- _EXERCISE GOAL_
In this exercise, reproduce all the entries that follow exactly.

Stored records
◆ ◆ ◆ ◆

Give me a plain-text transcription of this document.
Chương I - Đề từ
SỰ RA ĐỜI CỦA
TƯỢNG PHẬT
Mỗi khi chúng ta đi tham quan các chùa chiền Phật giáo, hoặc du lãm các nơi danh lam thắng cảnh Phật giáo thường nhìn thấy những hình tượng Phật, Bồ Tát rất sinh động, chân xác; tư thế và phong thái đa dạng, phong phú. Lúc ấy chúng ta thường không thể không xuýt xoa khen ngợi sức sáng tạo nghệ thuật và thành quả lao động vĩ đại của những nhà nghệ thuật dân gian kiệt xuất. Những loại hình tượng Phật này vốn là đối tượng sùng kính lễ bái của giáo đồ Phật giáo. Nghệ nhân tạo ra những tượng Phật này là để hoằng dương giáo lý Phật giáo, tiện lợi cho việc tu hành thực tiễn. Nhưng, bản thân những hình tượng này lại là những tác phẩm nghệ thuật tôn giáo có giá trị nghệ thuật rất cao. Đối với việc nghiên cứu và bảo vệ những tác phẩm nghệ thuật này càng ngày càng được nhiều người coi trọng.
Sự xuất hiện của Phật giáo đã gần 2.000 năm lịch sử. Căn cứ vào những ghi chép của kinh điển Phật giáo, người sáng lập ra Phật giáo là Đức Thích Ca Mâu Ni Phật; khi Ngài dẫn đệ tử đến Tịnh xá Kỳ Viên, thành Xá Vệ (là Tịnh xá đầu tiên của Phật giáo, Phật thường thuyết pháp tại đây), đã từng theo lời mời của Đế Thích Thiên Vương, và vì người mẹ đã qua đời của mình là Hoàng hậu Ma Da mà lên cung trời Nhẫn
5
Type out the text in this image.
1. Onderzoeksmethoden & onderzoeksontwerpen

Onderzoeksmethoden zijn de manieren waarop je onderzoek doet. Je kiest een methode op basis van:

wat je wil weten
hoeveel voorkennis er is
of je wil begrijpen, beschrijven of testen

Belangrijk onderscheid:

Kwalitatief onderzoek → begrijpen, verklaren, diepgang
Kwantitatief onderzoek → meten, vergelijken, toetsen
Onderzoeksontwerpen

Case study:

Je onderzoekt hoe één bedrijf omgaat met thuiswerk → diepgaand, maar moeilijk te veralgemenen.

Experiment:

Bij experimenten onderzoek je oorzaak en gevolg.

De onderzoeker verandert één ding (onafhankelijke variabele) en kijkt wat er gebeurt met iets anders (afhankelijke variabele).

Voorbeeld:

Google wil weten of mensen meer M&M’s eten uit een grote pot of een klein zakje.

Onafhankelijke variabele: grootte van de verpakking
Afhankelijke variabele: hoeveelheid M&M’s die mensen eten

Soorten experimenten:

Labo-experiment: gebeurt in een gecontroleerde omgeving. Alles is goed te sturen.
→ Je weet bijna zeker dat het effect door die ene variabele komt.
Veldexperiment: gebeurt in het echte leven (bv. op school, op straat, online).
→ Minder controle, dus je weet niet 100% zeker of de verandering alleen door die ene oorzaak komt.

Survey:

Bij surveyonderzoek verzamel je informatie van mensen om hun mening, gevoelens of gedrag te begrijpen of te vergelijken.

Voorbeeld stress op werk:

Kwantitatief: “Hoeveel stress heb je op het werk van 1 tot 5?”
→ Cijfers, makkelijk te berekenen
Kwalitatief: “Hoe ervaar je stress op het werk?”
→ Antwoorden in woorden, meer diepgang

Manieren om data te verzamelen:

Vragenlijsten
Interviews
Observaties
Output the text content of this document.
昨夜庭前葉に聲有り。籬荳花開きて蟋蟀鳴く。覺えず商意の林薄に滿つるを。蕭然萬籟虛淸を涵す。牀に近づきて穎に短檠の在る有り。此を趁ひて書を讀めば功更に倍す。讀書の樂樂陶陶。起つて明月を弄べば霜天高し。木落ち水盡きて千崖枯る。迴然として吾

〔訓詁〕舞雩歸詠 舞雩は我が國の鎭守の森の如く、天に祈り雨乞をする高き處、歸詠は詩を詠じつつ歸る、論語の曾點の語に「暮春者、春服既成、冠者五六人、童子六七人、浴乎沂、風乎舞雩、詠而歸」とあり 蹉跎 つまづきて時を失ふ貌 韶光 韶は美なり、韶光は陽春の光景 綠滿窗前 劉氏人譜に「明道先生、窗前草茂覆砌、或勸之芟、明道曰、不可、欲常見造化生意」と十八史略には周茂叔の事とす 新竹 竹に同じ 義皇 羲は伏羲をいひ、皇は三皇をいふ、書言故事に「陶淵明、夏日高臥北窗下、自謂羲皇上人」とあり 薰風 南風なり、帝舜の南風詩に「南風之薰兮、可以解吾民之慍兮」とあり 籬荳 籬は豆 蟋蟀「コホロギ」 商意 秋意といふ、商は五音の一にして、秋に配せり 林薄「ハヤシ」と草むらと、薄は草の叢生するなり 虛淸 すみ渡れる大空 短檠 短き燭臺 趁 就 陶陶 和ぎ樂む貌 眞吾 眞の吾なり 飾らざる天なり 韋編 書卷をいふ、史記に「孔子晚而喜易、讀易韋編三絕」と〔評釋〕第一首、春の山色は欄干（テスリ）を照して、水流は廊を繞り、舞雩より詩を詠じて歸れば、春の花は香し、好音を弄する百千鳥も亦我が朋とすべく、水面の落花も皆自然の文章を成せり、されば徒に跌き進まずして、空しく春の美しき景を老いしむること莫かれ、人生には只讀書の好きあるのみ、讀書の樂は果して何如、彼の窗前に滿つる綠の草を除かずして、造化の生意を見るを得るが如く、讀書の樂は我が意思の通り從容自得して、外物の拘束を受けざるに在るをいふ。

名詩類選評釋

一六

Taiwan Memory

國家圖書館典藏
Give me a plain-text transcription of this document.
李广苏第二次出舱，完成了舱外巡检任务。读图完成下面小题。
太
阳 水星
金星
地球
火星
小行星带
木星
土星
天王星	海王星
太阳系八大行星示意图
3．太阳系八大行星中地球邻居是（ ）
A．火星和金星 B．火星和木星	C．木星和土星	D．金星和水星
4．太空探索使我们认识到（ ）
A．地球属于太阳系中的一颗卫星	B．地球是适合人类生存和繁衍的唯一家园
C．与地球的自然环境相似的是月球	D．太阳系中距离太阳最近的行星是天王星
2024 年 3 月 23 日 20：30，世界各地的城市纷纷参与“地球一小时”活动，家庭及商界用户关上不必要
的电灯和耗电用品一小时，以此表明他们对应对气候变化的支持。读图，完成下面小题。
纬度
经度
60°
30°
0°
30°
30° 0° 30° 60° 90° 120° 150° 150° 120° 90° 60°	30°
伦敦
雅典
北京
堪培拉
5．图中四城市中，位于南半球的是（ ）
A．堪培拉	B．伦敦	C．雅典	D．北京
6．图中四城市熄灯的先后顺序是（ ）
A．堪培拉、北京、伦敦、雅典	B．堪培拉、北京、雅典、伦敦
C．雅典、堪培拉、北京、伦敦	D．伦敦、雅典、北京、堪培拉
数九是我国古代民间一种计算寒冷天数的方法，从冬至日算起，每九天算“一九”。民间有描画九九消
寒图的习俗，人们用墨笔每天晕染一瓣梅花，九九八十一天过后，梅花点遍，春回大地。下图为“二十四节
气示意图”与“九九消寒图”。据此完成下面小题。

◆ ◆ ◆ ◆

- _WORKED ANSWER_
Give me a plain-text transcription of this document.
Chương I - Đề từ
SỰ RA ĐỜI CỦA
TƯỢNG PHẬT
Mỗi khi chúng ta đi tham quan các chùa chiền Phật giáo, hoặc du lãm các nơi danh lam thắng cảnh Phật giáo thường nhìn thấy những hình tượng Phật, Bồ Tát rất sinh động, chân xác; tư thế và phong thái đa dạng, phong phú. Lúc ấy chúng ta thường không thể không xuýt xoa khen ngợi sức sáng tạo nghệ thuật và thành quả lao động vĩ đại của những nhà nghệ thuật dân gian kiệt xuất. Những loại hình tượng Phật này vốn là đối tượng sùng kính lễ bái của giáo đồ Phật giáo. Nghệ nhân tạo ra những tượng Phật này là để hoằng dương giáo lý Phật giáo, tiện lợi cho việc tu hành thực tiễn. Nhưng, bản thân những hình tượng này lại là những tác phẩm nghệ thuật tôn giáo có giá trị nghệ thuật rất cao. Đối với việc nghiên cứu và bảo vệ những tác phẩm nghệ thuật này càng ngày càng được nhiều người coi trọng.
Sự xuất hiện của Phật giáo đã gần 2.000 năm lịch sử. Căn cứ vào những ghi chép của kinh điển Phật giáo, người sáng lập ra Phật giáo là Đức Thích Ca Mâu Ni Phật; khi Ngài dẫn đệ tử đến Tịnh xá Kỳ Viên, thành Xá Vệ (là Tịnh xá đầu tiên của Phật giáo, Phật thường thuyết pháp tại đây), đã từng theo lời mời của Đế Thích Thiên Vương, và vì người mẹ đã qua đời của mình là Hoàng hậu Ma Da mà lên cung trời Nhẫn
5
Type out the text in this image.
1. Onderzoeksmethoden & onderzoeksontwerpen

Onderzoeksmethoden zijn de manieren waarop je onderzoek doet. Je kiest een methode op basis van:

wat je wil weten
hoeveel voorkennis er is
of je wil begrijpen, beschrijven of testen

Belangrijk onderscheid:

Kwalitatief onderzoek → begrijpen, verklaren, diepgang
Kwantitatief onderzoek → meten, vergelijken, toetsen
Onderzoeksontwerpen

Case study:

Je onderzoekt hoe één bedrijf omgaat met thuiswerk → diepgaand, maar moeilijk te veralgemenen.

Experiment:

Bij experimenten onderzoek je oorzaak en gevolg.

De onderzoeker verandert één ding (onafhankelijke variabele) en kijkt wat er gebeurt met iets anders (afhankelijke variabele).

Voorbeeld:

Google wil weten of mensen meer M&M’s eten uit een grote pot of een klein zakje.

Onafhankelijke variabele: grootte van de verpakking
Afhankelijke variabele: hoeveelheid M&M’s die mensen eten

Soorten experimenten:

Labo-experiment: gebeurt in een gecontroleerde omgeving. Alles is goed te sturen.
→ Je weet bijna zeker dat het effect door die ene variabele komt.
Veldexperiment: gebeurt in het echte leven (bv. op school, op straat, online).
→ Minder controle, dus je weet niet 100% zeker of de verandering alleen door die ene oorzaak komt.

Survey:

Bij surveyonderzoek verzamel je informatie van mensen om hun mening, gevoelens of gedrag te begrijpen of te vergelijken.

Voorbeeld stress op werk:

Kwantitatief: “Hoeveel stress heb je op het werk van 1 tot 5?”
→ Cijfers, makkelijk te berekenen
Kwalitatief: “Hoe ervaar je stress op het werk?”
→ Antwoorden in woorden, meer diepgang

Manieren om data te verzamelen:

Vragenlijsten
Interviews
Observaties
Output the text content of this document.
昨夜庭前葉に聲有り。籬荳花開きて蟋蟀鳴く。覺えず商意の林薄に滿つるを。蕭然萬籟虛淸を涵す。牀に近づきて穎に短檠の在る有り。此を趁ひて書を讀めば功更に倍す。讀書の樂樂陶陶。起つて明月を弄べば霜天高し。木落ち水盡きて千崖枯る。迴然として吾

〔訓詁〕舞雩歸詠 舞雩は我が國の鎭守の森の如く、天に祈り雨乞をする高き處、歸詠は詩を詠じつつ歸る、論語の曾點の語に「暮春者、春服既成、冠者五六人、童子六七人、浴乎沂、風乎舞雩、詠而歸」とあり 蹉跎 つまづきて時を失ふ貌 韶光 韶は美なり、韶光は陽春の光景 綠滿窗前 劉氏人譜に「明道先生、窗前草茂覆砌、或勸之芟、明道曰、不可、欲常見造化生意」と十八史略には周茂叔の事とす 新竹 竹に同じ 義皇 羲は伏羲をいひ、皇は三皇をいふ、書言故事に「陶淵明、夏日高臥北窗下、自謂羲皇上人」とあり 薰風 南風なり、帝舜の南風詩に「南風之薰兮、可以解吾民之慍兮」とあり 籬荳 籬は豆 蟋蟀「コホロギ」 商意 秋意といふ、商は五音の一にして、秋に配せり 林薄「ハヤシ」と草むらと、薄は草の叢生するなり 虛淸 すみ渡れる大空 短檠 短き燭臺 趁 就 陶陶 和ぎ樂む貌 眞吾 眞の吾なり 飾らざる天なり 韋編 書卷をいふ、史記に「孔子晚而喜易、讀易韋編三絕」と〔評釋〕第一首、春の山色は欄干（テスリ）を照して、水流は廊を繞り、舞雩より詩を詠じて歸れば、春の花は香し、好音を弄する百千鳥も亦我が朋とすべく、水面の落花も皆自然の文章を成せり、されば徒に跌き進まずして、空しく春の美しき景を老いしむること莫かれ、人生には只讀書の好きあるのみ、讀書の樂は果して何如、彼の窗前に滿つる綠の草を除かずして、造化の生意を見るを得るが如く、讀書の樂は我が意思の通り從容自得して、外物の拘束を受けざるに在るをいふ。

名詩類選評釋

一六

Taiwan Memory

國家圖書館典藏
Give me a plain-text transcription of this document.
李广苏第二次出舱，完成了舱外巡检任务。读图完成下面小题。
太
阳 水星
金星
地球
火星
小行星带
木星
土星
天王星	海王星
太阳系八大行星示意图
3．太阳系八大行星中地球邻居是（ ）
A．火星和金星 B．火星和木星	C．木星和土星	D．金星和水星
4．太空探索使我们认识到（ ）
A．地球属于太阳系中的一颗卫星	B．地球是适合人类生存和繁衍的唯一家园
C．与地球的自然环境相似的是月球	D．太阳系中距离太阳最近的行星是天王星
2024 年 3 月 23 日 20：30，世界各地的城市纷纷参与“地球一小时”活动，家庭及商界用户关上不必要
的电灯和耗电用品一小时，以此表明他们对应对气候变化的支持。读图，完成下面小题。
纬度
经度
60°
30°
0°
30°
30° 0° 30° 60° 90° 120° 150° 150° 120° 90° 60°	30°
伦敦
雅典
北京
堪培拉
5．图中四城市中，位于南半球的是（ ）
A．堪培拉	B．伦敦	C．雅典	D．北京
6．图中四城市熄灯的先后顺序是（ ）
A．堪培拉、北京、伦敦、雅典	B．堪培拉、北京、雅典、伦敦
C．雅典、堪培拉、北京、伦敦	D．伦敦、雅典、北京、堪培拉
数九是我国古代民间一种计算寒冷天数的方法，从冬至日算起，每九天算“一九”。民间有描画九九消
寒图的习俗，人们用墨笔每天晕染一瓣梅花，九九八十一天过后，梅花点遍，春回大地。下图为“二十四节
气示意图”与“九九消寒图”。据此完成下面小题。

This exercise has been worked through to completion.